• **PROBLEM TO SOLVE**
Review the listing and copy each line that holds the word "Boleto".

**** INFORMATION PROVIDED ****

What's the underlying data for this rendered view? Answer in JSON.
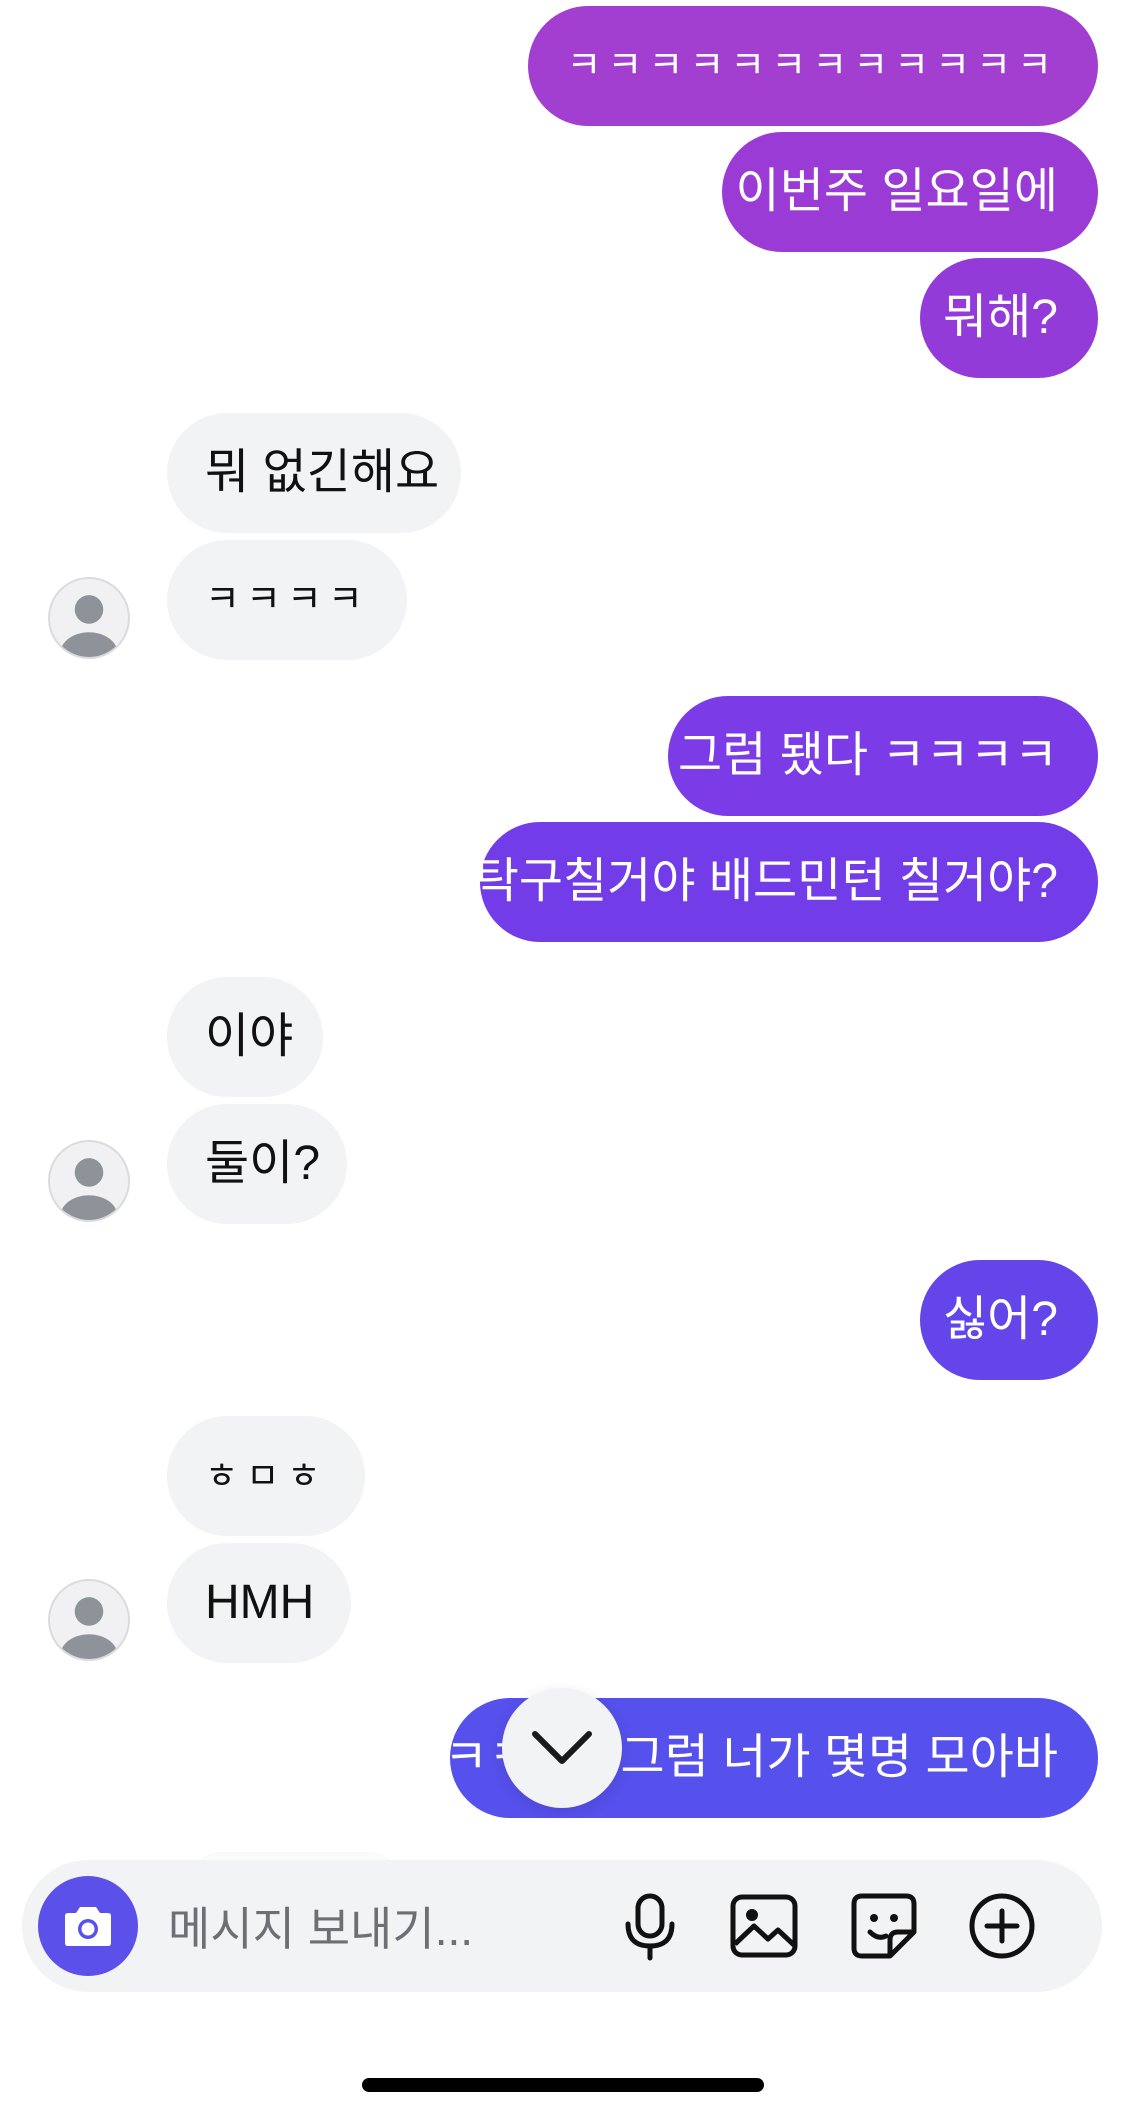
{
  "messages": [
    {
      "side": "out",
      "text": "ㅋㅋㅋㅋㅋㅋㅋㅋㅋㅋㅋㅋ",
      "color": "#a23fd1"
    },
    {
      "side": "out",
      "text": "이번주 일요일에",
      "color": "#9a3bd6"
    },
    {
      "side": "out",
      "text": "뭐해?",
      "color": "#923bd9"
    },
    {
      "side": "in",
      "text": "뭐 없긴해요"
    },
    {
      "side": "in",
      "text": "ㅋㅋㅋㅋ"
    },
    {
      "side": "out",
      "text": "그럼 됐다 ㅋㅋㅋㅋ",
      "color": "#7b3be6"
    },
    {
      "side": "out",
      "text": "탁구칠거야 배드민턴 칠거야?",
      "color": "#723de8"
    },
    {
      "side": "in",
      "text": "이야"
    },
    {
      "side": "in",
      "text": "둘이?"
    },
    {
      "side": "out",
      "text": "싫어?",
      "color": "#6445ea"
    },
    {
      "side": "in",
      "text": "ㅎㅁㅎ"
    },
    {
      "side": "in",
      "text": "HMH"
    },
    {
      "side": "out",
      "text": "ㅋㅋㅋㅋ그럼 너가 몇명 모아바",
      "color": "#5650ec"
    }
  ],
  "composer": {
    "placeholder": "메시지 보내기...",
    "icons": [
      "camera-icon",
      "microphone-icon",
      "gallery-icon",
      "sticker-icon",
      "plus-icon"
    ]
  },
  "colors": {
    "incoming_bubble": "#f2f3f5",
    "camera_button": "#5b50ea",
    "avatar_fill": "#8e9299"
  }
}
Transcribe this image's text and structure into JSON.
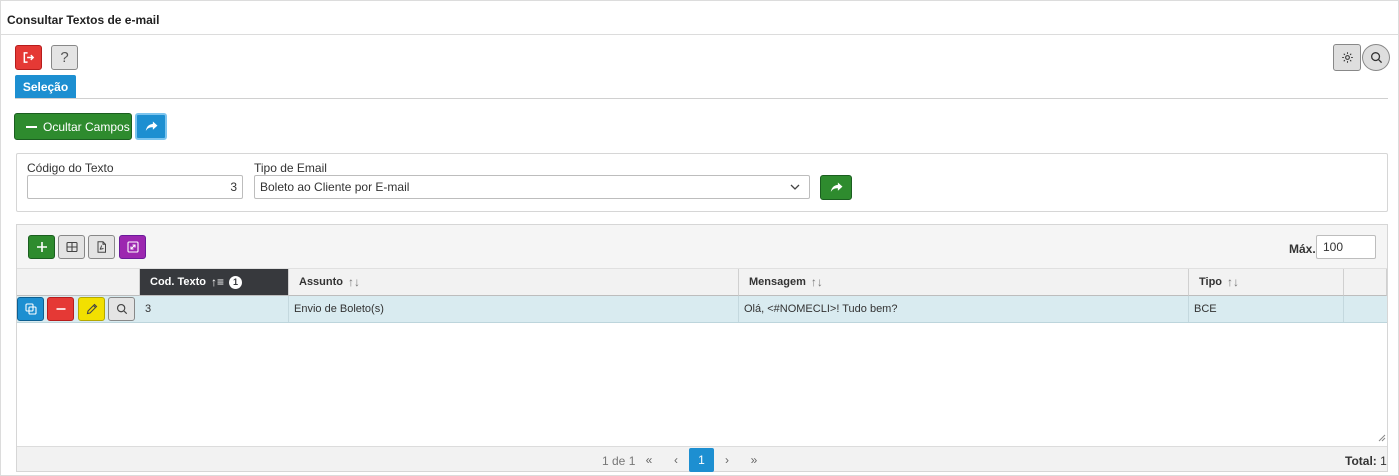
{
  "window": {
    "title": "Consultar Textos de e-mail"
  },
  "toolbar": {
    "exit_icon": "exit-icon",
    "help_label": "?",
    "settings_icon": "gear-icon",
    "search_icon": "search-icon"
  },
  "tabs": [
    {
      "label": "Seleção",
      "active": true
    }
  ],
  "actions": {
    "ocultar_label": "Ocultar Campos",
    "share_icon": "share-arrow-icon"
  },
  "filters": {
    "codigo": {
      "label": "Código do Texto",
      "value": "3"
    },
    "tipo": {
      "label": "Tipo de Email",
      "selected": "Boleto ao Cliente por E-mail"
    }
  },
  "grid": {
    "max_label": "Máx.",
    "max_value": "100",
    "sort_badge": "1",
    "columns": [
      {
        "label": "Cod. Texto",
        "sorted": "asc"
      },
      {
        "label": "Assunto"
      },
      {
        "label": "Mensagem"
      },
      {
        "label": "Tipo"
      }
    ],
    "rows": [
      {
        "cod": "3",
        "assunto": "Envio de Boleto(s)",
        "mensagem": "Olá, <#NOMECLI>! Tudo bem?",
        "tipo": "BCE"
      }
    ],
    "pagination": {
      "info": "1 de 1",
      "first": "«",
      "prev": "‹",
      "current": "1",
      "next": "›",
      "last": "»"
    },
    "total_label": "Total:",
    "total_value": "1"
  },
  "colors": {
    "primary": "#1d8fd1",
    "success": "#2e8b2e",
    "danger": "#e53935",
    "warning": "#f2e000",
    "purple": "#9c27b0",
    "header_dark": "#37393d",
    "row_highlight": "#d9ebf0"
  }
}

****

• **OUTPUT OF THE TASK**
      "selected": "Boleto ao Cliente por E-mail"
        "assunto": "Envio de Boleto(s)",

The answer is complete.